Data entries
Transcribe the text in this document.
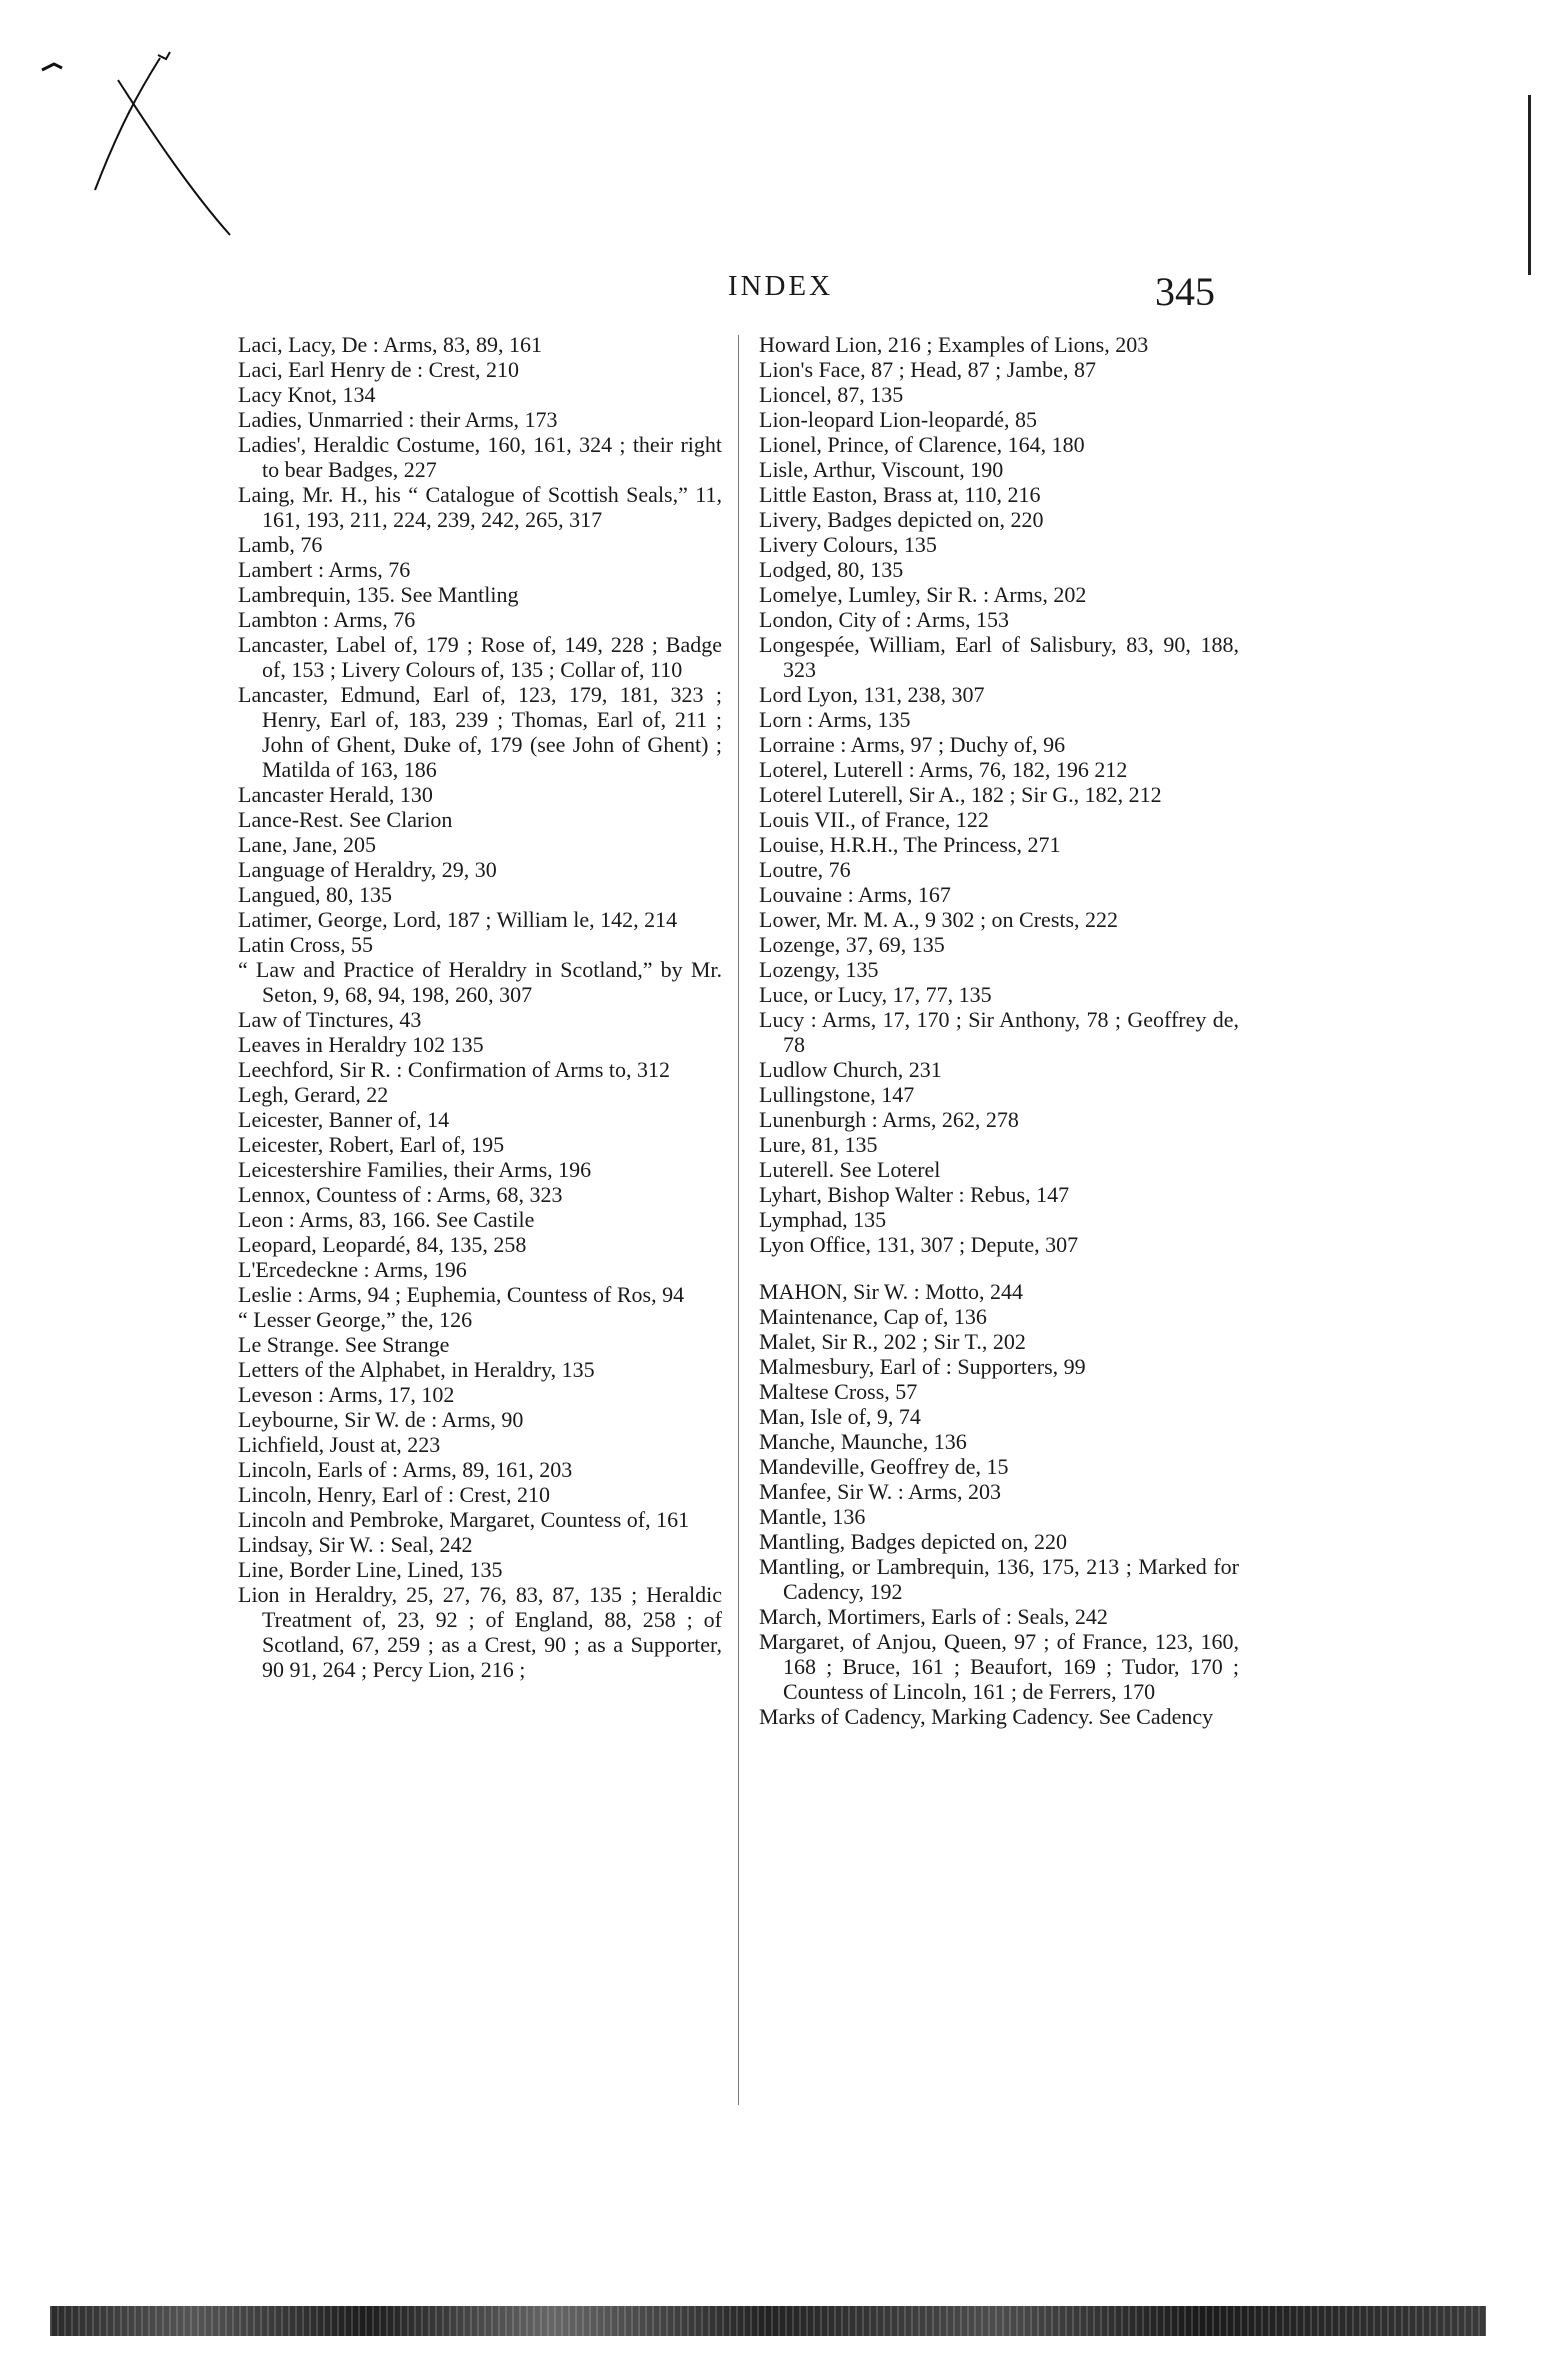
INDEX	345

Laci, Lacy, De : Arms, 83, 89, 161

Laci, Earl Henry de : Crest, 210

Lacy Knot, 134

Ladies, Unmarried : their Arms, 173

Ladies', Heraldic Costume, 160, 161, 324 ; their right to bear Badges, 227

Laing, Mr. H., his “ Catalogue of Scottish Seals,” 11, 161, 193, 211, 224, 239, 242, 265, 317

Lamb, 76

Lambert : Arms, 76

Lambrequin, 135. See Mantling

Lambton : Arms, 76

Lancaster, Label of, 179 ; Rose of, 149, 228 ; Badge of, 153 ; Livery Colours of, 135 ; Collar of, 110

Lancaster, Edmund, Earl of, 123, 179, 181, 323 ; Henry, Earl of, 183, 239 ; Thomas, Earl of, 211 ; John of Ghent, Duke of, 179 (see John of Ghent) ; Matilda of 163, 186

Lancaster Herald, 130

Lance-Rest. See Clarion

Lane, Jane, 205

Language of Heraldry, 29, 30

Langued, 80, 135

Latimer, George, Lord, 187 ; William le, 142, 214

Latin Cross, 55

“ Law and Practice of Heraldry in Scotland,” by Mr. Seton, 9, 68, 94, 198, 260, 307

Law of Tinctures, 43

Leaves in Heraldry 102 135

Leechford, Sir R. : Confirmation of Arms to, 312

Legh, Gerard, 22

Leicester, Banner of, 14

Leicester, Robert, Earl of, 195

Leicestershire Families, their Arms, 196

Lennox, Countess of : Arms, 68, 323

Leon : Arms, 83, 166. See Castile

Leopard, Leopardé, 84, 135, 258

L'Ercedeckne : Arms, 196

Leslie : Arms, 94 ; Euphemia, Countess of Ros, 94

“ Lesser George,” the, 126

Le Strange. See Strange

Letters of the Alphabet, in Heraldry, 135

Leveson : Arms, 17, 102

Leybourne, Sir W. de : Arms, 90

Lichfield, Joust at, 223

Lincoln, Earls of : Arms, 89, 161, 203

Lincoln, Henry, Earl of : Crest, 210

Lincoln and Pembroke, Margaret, Countess of, 161

Lindsay, Sir W. : Seal, 242

Line, Border Line, Lined, 135

Lion in Heraldry, 25, 27, 76, 83, 87, 135 ; Heraldic Treatment of, 23, 92 ; of England, 88, 258 ; of Scotland, 67, 259 ; as a Crest, 90 ; as a Supporter, 90 91, 264 ; Percy Lion, 216 ;

Howard Lion, 216 ; Examples of Lions, 203

Lion's Face, 87 ; Head, 87 ; Jambe, 87

Lioncel, 87, 135

Lion-leopard Lion-leopardé, 85

Lionel, Prince, of Clarence, 164, 180

Lisle, Arthur, Viscount, 190

Little Easton, Brass at, 110, 216

Livery, Badges depicted on, 220

Livery Colours, 135

Lodged, 80, 135

Lomelye, Lumley, Sir R. : Arms, 202

London, City of : Arms, 153

Longespée, William, Earl of Salisbury, 83, 90, 188, 323

Lord Lyon, 131, 238, 307

Lorn : Arms, 135

Lorraine : Arms, 97 ; Duchy of, 96

Loterel, Luterell : Arms, 76, 182, 196 212

Loterel Luterell, Sir A., 182 ; Sir G., 182, 212

Louis VII., of France, 122

Louise, H.R.H., The Princess, 271

Loutre, 76

Louvaine : Arms, 167

Lower, Mr. M. A., 9 302 ; on Crests, 222

Lozenge, 37, 69, 135

Lozengy, 135

Luce, or Lucy, 17, 77, 135

Lucy : Arms, 17, 170 ; Sir Anthony, 78 ; Geoffrey de, 78

Ludlow Church, 231

Lullingstone, 147

Lunenburgh : Arms, 262, 278

Lure, 81, 135

Luterell. See Loterel

Lyhart, Bishop Walter : Rebus, 147

Lymphad, 135

Lyon Office, 131, 307 ; Depute, 307

MAHON, Sir W. : Motto, 244

Maintenance, Cap of, 136

Malet, Sir R., 202 ; Sir T., 202

Malmesbury, Earl of : Supporters, 99

Maltese Cross, 57

Man, Isle of, 9, 74

Manche, Maunche, 136

Mandeville, Geoffrey de, 15

Manfee, Sir W. : Arms, 203

Mantle, 136

Mantling, Badges depicted on, 220

Mantling, or Lambrequin, 136, 175, 213 ; Marked for Cadency, 192

March, Mortimers, Earls of : Seals, 242

Margaret, of Anjou, Queen, 97 ; of France, 123, 160, 168 ; Bruce, 161 ; Beaufort, 169 ; Tudor, 170 ; Countess of Lincoln, 161 ; de Ferrers, 170

Marks of Cadency, Marking Cadency. See Cadency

Instructions to follow
The data above should be repeated exactly, minus any pictures.

Task output
Transcribe the text in this document.
INDEX	345

Laci, Lacy, De : Arms, 83, 89, 161

Laci, Earl Henry de : Crest, 210

Lacy Knot, 134

Ladies, Unmarried : their Arms, 173

Ladies', Heraldic Costume, 160, 161, 324 ; their right to bear Badges, 227

Laing, Mr. H., his “ Catalogue of Scottish Seals,” 11, 161, 193, 211, 224, 239, 242, 265, 317

Lamb, 76

Lambert : Arms, 76

Lambrequin, 135. See Mantling

Lambton : Arms, 76

Lancaster, Label of, 179 ; Rose of, 149, 228 ; Badge of, 153 ; Livery Colours of, 135 ; Collar of, 110

Lancaster, Edmund, Earl of, 123, 179, 181, 323 ; Henry, Earl of, 183, 239 ; Thomas, Earl of, 211 ; John of Ghent, Duke of, 179 (see John of Ghent) ; Matilda of 163, 186

Lancaster Herald, 130

Lance-Rest. See Clarion

Lane, Jane, 205

Language of Heraldry, 29, 30

Langued, 80, 135

Latimer, George, Lord, 187 ; William le, 142, 214

Latin Cross, 55

“ Law and Practice of Heraldry in Scotland,” by Mr. Seton, 9, 68, 94, 198, 260, 307

Law of Tinctures, 43

Leaves in Heraldry 102 135

Leechford, Sir R. : Confirmation of Arms to, 312

Legh, Gerard, 22

Leicester, Banner of, 14

Leicester, Robert, Earl of, 195

Leicestershire Families, their Arms, 196

Lennox, Countess of : Arms, 68, 323

Leon : Arms, 83, 166. See Castile

Leopard, Leopardé, 84, 135, 258

L'Ercedeckne : Arms, 196

Leslie : Arms, 94 ; Euphemia, Countess of Ros, 94

“ Lesser George,” the, 126

Le Strange. See Strange

Letters of the Alphabet, in Heraldry, 135

Leveson : Arms, 17, 102

Leybourne, Sir W. de : Arms, 90

Lichfield, Joust at, 223

Lincoln, Earls of : Arms, 89, 161, 203

Lincoln, Henry, Earl of : Crest, 210

Lincoln and Pembroke, Margaret, Countess of, 161

Lindsay, Sir W. : Seal, 242

Line, Border Line, Lined, 135

Lion in Heraldry, 25, 27, 76, 83, 87, 135 ; Heraldic Treatment of, 23, 92 ; of England, 88, 258 ; of Scotland, 67, 259 ; as a Crest, 90 ; as a Supporter, 90 91, 264 ; Percy Lion, 216 ;

Howard Lion, 216 ; Examples of Lions, 203

Lion's Face, 87 ; Head, 87 ; Jambe, 87

Lioncel, 87, 135

Lion-leopard Lion-leopardé, 85

Lionel, Prince, of Clarence, 164, 180

Lisle, Arthur, Viscount, 190

Little Easton, Brass at, 110, 216

Livery, Badges depicted on, 220

Livery Colours, 135

Lodged, 80, 135

Lomelye, Lumley, Sir R. : Arms, 202

London, City of : Arms, 153

Longespée, William, Earl of Salisbury, 83, 90, 188, 323

Lord Lyon, 131, 238, 307

Lorn : Arms, 135

Lorraine : Arms, 97 ; Duchy of, 96

Loterel, Luterell : Arms, 76, 182, 196 212

Loterel Luterell, Sir A., 182 ; Sir G., 182, 212

Louis VII., of France, 122

Louise, H.R.H., The Princess, 271

Loutre, 76

Louvaine : Arms, 167

Lower, Mr. M. A., 9 302 ; on Crests, 222

Lozenge, 37, 69, 135

Lozengy, 135

Luce, or Lucy, 17, 77, 135

Lucy : Arms, 17, 170 ; Sir Anthony, 78 ; Geoffrey de, 78

Ludlow Church, 231

Lullingstone, 147

Lunenburgh : Arms, 262, 278

Lure, 81, 135

Luterell. See Loterel

Lyhart, Bishop Walter : Rebus, 147

Lymphad, 135

Lyon Office, 131, 307 ; Depute, 307

MAHON, Sir W. : Motto, 244

Maintenance, Cap of, 136

Malet, Sir R., 202 ; Sir T., 202

Malmesbury, Earl of : Supporters, 99

Maltese Cross, 57

Man, Isle of, 9, 74

Manche, Maunche, 136

Mandeville, Geoffrey de, 15

Manfee, Sir W. : Arms, 203

Mantle, 136

Mantling, Badges depicted on, 220

Mantling, or Lambrequin, 136, 175, 213 ; Marked for Cadency, 192

March, Mortimers, Earls of : Seals, 242

Margaret, of Anjou, Queen, 97 ; of France, 123, 160, 168 ; Bruce, 161 ; Beaufort, 169 ; Tudor, 170 ; Countess of Lincoln, 161 ; de Ferrers, 170

Marks of Cadency, Marking Cadency. See Cadency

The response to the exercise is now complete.